■ Given request: Find how many lines in the material hold the word "nerveux", then state that number and nothing more.

** START OF Provided material **

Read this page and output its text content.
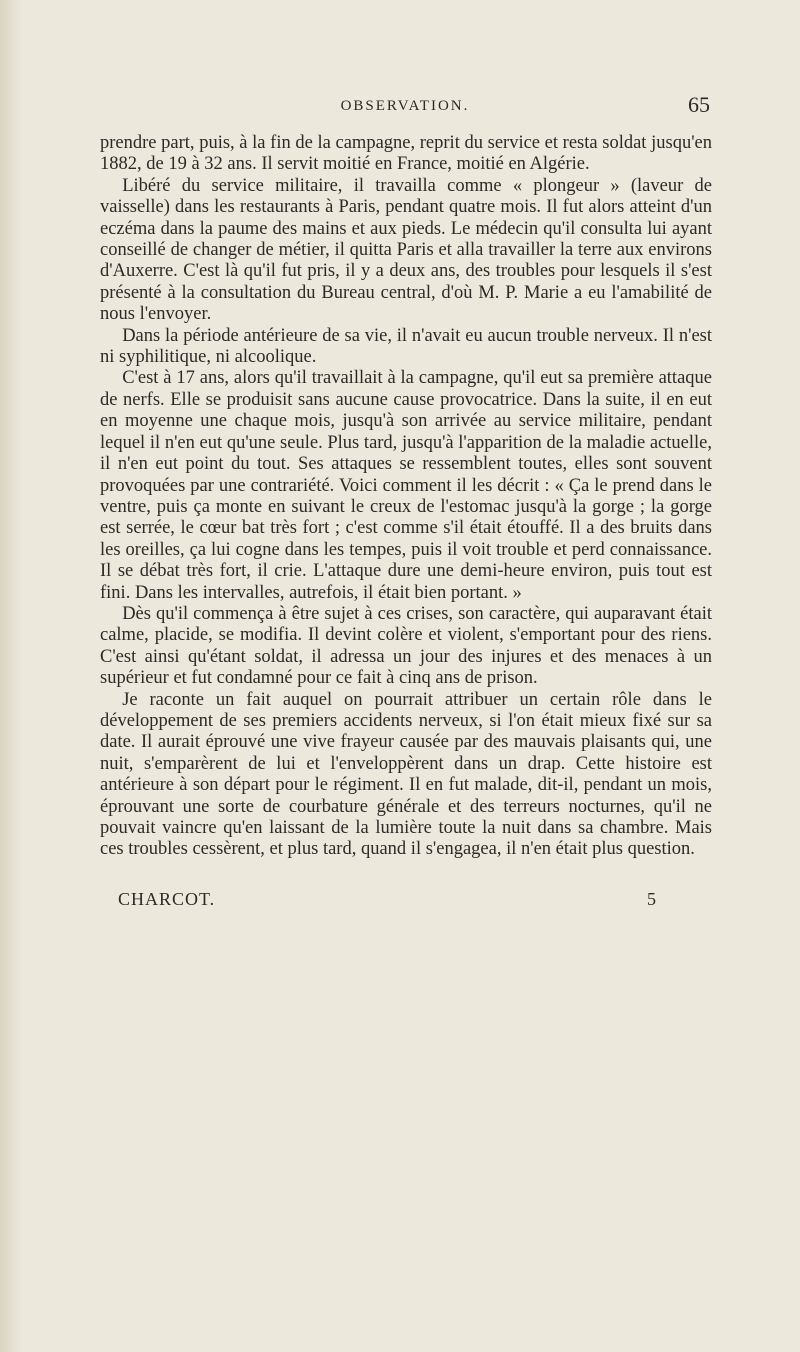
OBSERVATION.	65

prendre part, puis, à la fin de la campagne, reprit du service et resta soldat jusqu'en 1882, de 19 à 32 ans. Il servit moitié en France, moitié en Algérie.

Libéré du service militaire, il travailla comme « plongeur » (laveur de vaisselle) dans les restaurants à Paris, pendant quatre mois. Il fut alors atteint d'un eczéma dans la paume des mains et aux pieds. Le médecin qu'il consulta lui ayant conseillé de changer de métier, il quitta Paris et alla travailler la terre aux environs d'Auxerre. C'est là qu'il fut pris, il y a deux ans, des troubles pour lesquels il s'est présenté à la consultation du Bureau central, d'où M. P. Marie a eu l'amabilité de nous l'envoyer.

Dans la période antérieure de sa vie, il n'avait eu aucun trouble nerveux. Il n'est ni syphilitique, ni alcoolique.

C'est à 17 ans, alors qu'il travaillait à la campagne, qu'il eut sa première attaque de nerfs. Elle se produisit sans aucune cause provocatrice. Dans la suite, il en eut en moyenne une chaque mois, jusqu'à son arrivée au service militaire, pendant lequel il n'en eut qu'une seule. Plus tard, jusqu'à l'apparition de la maladie actuelle, il n'en eut point du tout. Ses attaques se ressemblent toutes, elles sont souvent provoquées par une contrariété. Voici comment il les décrit : « Ça le prend dans le ventre, puis ça monte en suivant le creux de l'estomac jusqu'à la gorge ; la gorge est serrée, le cœur bat très fort ; c'est comme s'il était étouffé. Il a des bruits dans les oreilles, ça lui cogne dans les tempes, puis il voit trouble et perd connaissance. Il se débat très fort, il crie. L'attaque dure une demi-heure environ, puis tout est fini. Dans les intervalles, autrefois, il était bien portant. »

Dès qu'il commença à être sujet à ces crises, son caractère, qui auparavant était calme, placide, se modifia. Il devint colère et violent, s'emportant pour des riens. C'est ainsi qu'étant soldat, il adressa un jour des injures et des menaces à un supérieur et fut condamné pour ce fait à cinq ans de prison.

Je raconte un fait auquel on pourrait attribuer un certain rôle dans le développement de ses premiers accidents nerveux, si l'on était mieux fixé sur sa date. Il aurait éprouvé une vive frayeur causée par des mauvais plaisants qui, une nuit, s'emparèrent de lui et l'enveloppèrent dans un drap. Cette histoire est antérieure à son départ pour le régiment. Il en fut malade, dit-il, pendant un mois, éprouvant une sorte de courbature générale et des terreurs nocturnes, qu'il ne pouvait vaincre qu'en laissant de la lumière toute la nuit dans sa chambre. Mais ces troubles cessèrent, et plus tard, quand il s'engagea, il n'en était plus question.

CHARCOT.	5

** END OF Provided material **

■ Final result: 2